- Estratto del documento:
....................

La questione ci è stata posta da molti lettori nel leggere l’appassionata difesa che un uomo delle istituzioni a tutto tondo come Carlo Sangalli (presidente di ConfCommercio, dell’Unione del commercio di Milano e della Camera di Commercio del capoluogo lombardo) fa dell’accordo, fra il suo sindacato e TripAdvisor, per promuovere “The Fork”, la costola della multinazionale dell’anonimato e delle recensioni tarocche ritenuta “presentabile”. Rispondendo alle osservazioni del nostro Matteo Scibilia rispetto all’insensatezza (anche per l’immagine della categoria) delle politiche promozionali di The Fork (che propone menu al 50% del loro valore corrente e indica questi come i “migliori” e selezionati ristoranti della zona…), il leader del mondo del commercio ha di fatto rilanciato sulle “sorti magnifiche e progressive” che dovrebbe portarci in regalo il gruppo di TripAdvisor.



Per chi come noi conosce e sostiene le ragioni dei tantissimi operatori italiani esasperati dal modo di agire del portale americano, sarebbe troppo facile aprire una polemica, anche feroce, col presidente di ConfCommercio. Ma ciò farebbe solo il gioco dei furbetti del quartierino che ronzano come mosche attorno a questa contestata alleanza. Il risultato sarebbe quello di indebolire un sindacato che invece può fare cose buone per il comparto. Con senso di responsabilità ci permettiamo perciò di sottolineare alcuni punti critici su cui rischia di scivolare un sindacato che, già in passato, commise alcuni storici errori, sempre con l’idea di cavalcare la modernità. Pensiamo al sostegno di 30-35 anni fa all’avvio della disastrosa politica dei centri commerciali (formula oggi in crisi negli Usa dove era nata), che mise in crisi i centri storici italiani, svuotati da attività commerciali di valore e riempiti poi da esercizi di extracomunitari. La ConfCommercio non governò quel processo, lo subirono i piccoli commercianti italiani. E la stessa cosa vale per la liberalizzazione delle licenze, che mise in ginocchio molti ristoranti a vantaggio di bar che, senza regole, diventarono tavole calde.

....................

- Materiale di studio:
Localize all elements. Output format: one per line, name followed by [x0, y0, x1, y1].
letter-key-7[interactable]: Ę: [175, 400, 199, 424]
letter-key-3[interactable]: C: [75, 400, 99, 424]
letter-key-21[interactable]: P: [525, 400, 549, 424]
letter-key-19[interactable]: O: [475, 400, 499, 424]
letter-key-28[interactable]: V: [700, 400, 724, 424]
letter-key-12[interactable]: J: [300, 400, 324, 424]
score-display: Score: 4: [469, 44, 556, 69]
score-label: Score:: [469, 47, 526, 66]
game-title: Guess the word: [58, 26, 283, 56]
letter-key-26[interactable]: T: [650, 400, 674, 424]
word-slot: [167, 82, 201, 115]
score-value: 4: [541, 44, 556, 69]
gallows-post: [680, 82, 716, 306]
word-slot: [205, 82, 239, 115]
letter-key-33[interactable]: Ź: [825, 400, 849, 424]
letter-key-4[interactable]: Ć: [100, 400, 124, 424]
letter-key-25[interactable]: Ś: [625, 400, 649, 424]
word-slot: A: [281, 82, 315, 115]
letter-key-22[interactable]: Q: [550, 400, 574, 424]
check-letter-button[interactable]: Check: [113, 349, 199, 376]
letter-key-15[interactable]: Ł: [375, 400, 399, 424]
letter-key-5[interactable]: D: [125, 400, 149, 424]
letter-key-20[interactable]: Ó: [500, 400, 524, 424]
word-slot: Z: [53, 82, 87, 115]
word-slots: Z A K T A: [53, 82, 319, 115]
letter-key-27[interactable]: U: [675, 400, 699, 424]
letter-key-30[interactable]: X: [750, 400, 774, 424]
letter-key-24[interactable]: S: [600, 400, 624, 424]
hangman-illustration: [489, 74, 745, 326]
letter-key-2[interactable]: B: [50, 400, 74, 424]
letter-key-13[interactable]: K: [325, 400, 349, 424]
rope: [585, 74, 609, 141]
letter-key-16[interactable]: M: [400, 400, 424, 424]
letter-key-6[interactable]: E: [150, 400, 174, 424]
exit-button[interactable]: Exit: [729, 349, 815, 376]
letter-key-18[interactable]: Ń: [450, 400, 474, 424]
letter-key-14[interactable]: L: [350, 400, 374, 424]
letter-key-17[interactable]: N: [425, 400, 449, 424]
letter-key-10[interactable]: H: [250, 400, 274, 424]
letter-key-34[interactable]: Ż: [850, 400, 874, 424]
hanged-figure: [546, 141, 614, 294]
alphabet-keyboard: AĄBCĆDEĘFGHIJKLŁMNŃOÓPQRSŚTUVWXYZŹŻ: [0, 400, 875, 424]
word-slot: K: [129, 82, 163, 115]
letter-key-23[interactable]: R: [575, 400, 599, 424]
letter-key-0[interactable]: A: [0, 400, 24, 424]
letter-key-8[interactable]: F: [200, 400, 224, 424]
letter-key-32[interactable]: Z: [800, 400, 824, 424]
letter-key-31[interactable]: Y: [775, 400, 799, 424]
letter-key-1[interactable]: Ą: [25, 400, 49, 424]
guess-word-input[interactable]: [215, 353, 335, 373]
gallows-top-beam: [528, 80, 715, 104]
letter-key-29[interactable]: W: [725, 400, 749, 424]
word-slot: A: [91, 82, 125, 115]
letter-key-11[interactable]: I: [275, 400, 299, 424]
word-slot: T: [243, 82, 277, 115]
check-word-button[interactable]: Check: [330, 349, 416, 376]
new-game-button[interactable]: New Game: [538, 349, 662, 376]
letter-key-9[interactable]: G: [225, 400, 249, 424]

....................

- Consegna: Riscrivi come elenco puntato il paragrafo del brano su ConfCommercio e TripAdvisor che comincia con «Per chi come noi conosce», mantenendo i fatti principali.

- Risposta scritta:
- Per chi sostiene i tanti operatori italiani esasperati dal portale americano sarebbe facile aprire una polemica dura con il presidente di ConfCommercio.
- Così però si farebbe il gioco dei "furbetti del quartierino" che girano attorno a questa alleanza contestata, e si indebolirebbe un sindacato che può fare cose buone per il settore.
- Per senso di responsabilità si indicano quindi alcuni punti critici per un sindacato che in passato ha già commesso errori storici, sempre per inseguire la modernità.
- 30-35 anni fa sostenne l'avvio della politica dei centri commerciali, formula oggi in crisi negli Usa, dove era nata.
- Quella politica mise in crisi i centri storici italiani: furono svuotati delle attività commerciali di valore e poi riempiti da esercizi di extracomunitari.
- ConfCommercio non governò quel processo, che ricadde sui piccoli commercianti italiani.
- Lo stesso vale per la liberalizzazione delle licenze. Mise in ginocchio molti ristoranti a vantaggio di bar che, senza regole, diventarono tavole calde.